** Begin EXTRACTED DATA **
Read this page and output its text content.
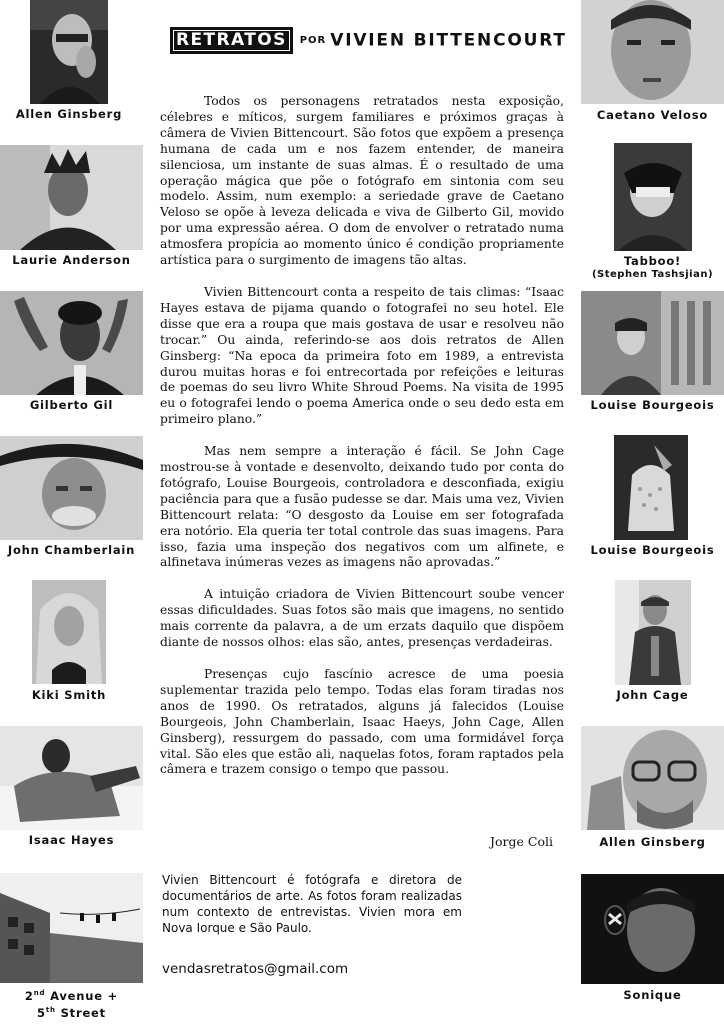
RETRATOS POR VIVIEN BITTENCOURT
Allen Ginsberg
Laurie Anderson
Gilberto Gil
John Chamberlain
Kiki Smith
Isaac Hayes
2nd Avenue +
5th Street
Caetano Veloso
Tabboo!
(Stephen Tashsjian)
Louise Bourgeois
Louise Bourgeois
John Cage
Allen Ginsberg
Sonique

Todos os personagens retratados nesta exposição, célebres e míticos, surgem familiares e próximos graças à câmera de Vivien Bittencourt. São fotos que expõem a presença humana de cada um e nos fazem entender, de maneira silenciosa, um instante de suas almas. É o resultado de uma operação mágica que põe o fotógrafo em sintonia com seu modelo. Assim, num exemplo: a seriedade grave de Caetano Veloso se opõe à leveza delicada e viva de Gilberto Gil, movido por uma expressão aérea. O dom de envolver o retratado numa atmosfera propícia ao momento único é condição propriamente artística para o surgimento de imagens tão altas.

Vivien Bittencourt conta a respeito de tais climas: “Isaac Hayes estava de pijama quando o fotografei no seu hotel. Ele disse que era a roupa que mais gostava de usar e resolveu não trocar.” Ou ainda, referindo-se aos dois retratos de Allen Ginsberg: “Na epoca da primeira foto em 1989, a entrevista durou muitas horas e foi entrecortada por refeições e leituras de poemas do seu livro White Shroud Poems. Na visita de 1995 eu o fotografei lendo o poema America onde o seu dedo esta em primeiro plano.”

Mas nem sempre a interação é fácil. Se John Cage mostrou-se à vontade e desenvolto, deixando tudo por conta do fotógrafo, Louise Bourgeois, controladora e desconfiada, exigiu paciência para que a fusão pudesse se dar. Mais uma vez, Vivien Bittencourt relata: “O desgosto da Louise em ser fotografada era notório. Ela queria ter total controle das suas imagens. Para isso, fazia uma inspeção dos negativos com um alfinete, e alfinetava inúmeras vezes as imagens não aprovadas.”

A intuição criadora de Vivien Bittencourt soube vencer essas dificuldades. Suas fotos são mais que imagens, no sentido mais corrente da palavra, a de um erzats daquilo que dispõem diante de nossos olhos: elas são, antes, presenças verdadeiras.

Presenças cujo fascínio acresce de uma poesia suplementar trazida pelo tempo. Todas elas foram tiradas nos anos de 1990. Os retratados, alguns já falecidos (Louise Bourgeois, John Chamberlain, Isaac Haeys, John Cage, Allen Ginsberg), ressurgem do passado, com uma formidável força vital. São eles que estão ali, naquelas fotos, foram raptados pela câmera e trazem consigo o tempo que passou.

Jorge Coli
Vivien Bittencourt é fotógrafa e diretora de documentários de arte. As fotos foram realizadas num contexto de entrevistas. Vivien mora em Nova Iorque e São Paulo.
vendasretratos@gmail.com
** End EXTRACTED DATA **
WHAT THE EXERCISE ASKS => Search the records above for the string "Ginsberg". Copy every line that contains it.

CORRECT OUTPUT =>
Allen Ginsberg
Allen Ginsberg
Vivien Bittencourt conta a respeito de tais climas: “Isaac Hayes estava de pijama quando o fotografei no seu hotel. Ele disse que era a roupa que mais gostava de usar e resolveu não trocar.” Ou ainda, referindo-se aos dois retratos de Allen Ginsberg: “Na epoca da primeira foto em 1989, a entrevista durou muitas horas e foi entrecortada por refeições e leituras de poemas do seu livro White Shroud Poems. Na visita de 1995 eu o fotografei lendo o poema America onde o seu dedo esta em primeiro plano.”
Presenças cujo fascínio acresce de uma poesia suplementar trazida pelo tempo. Todas elas foram tiradas nos anos de 1990. Os retratados, alguns já falecidos (Louise Bourgeois, John Chamberlain, Isaac Haeys, John Cage, Allen Ginsberg), ressurgem do passado, com uma formidável força vital. São eles que estão ali, naquelas fotos, foram raptados pela câmera e trazem consigo o tempo que passou.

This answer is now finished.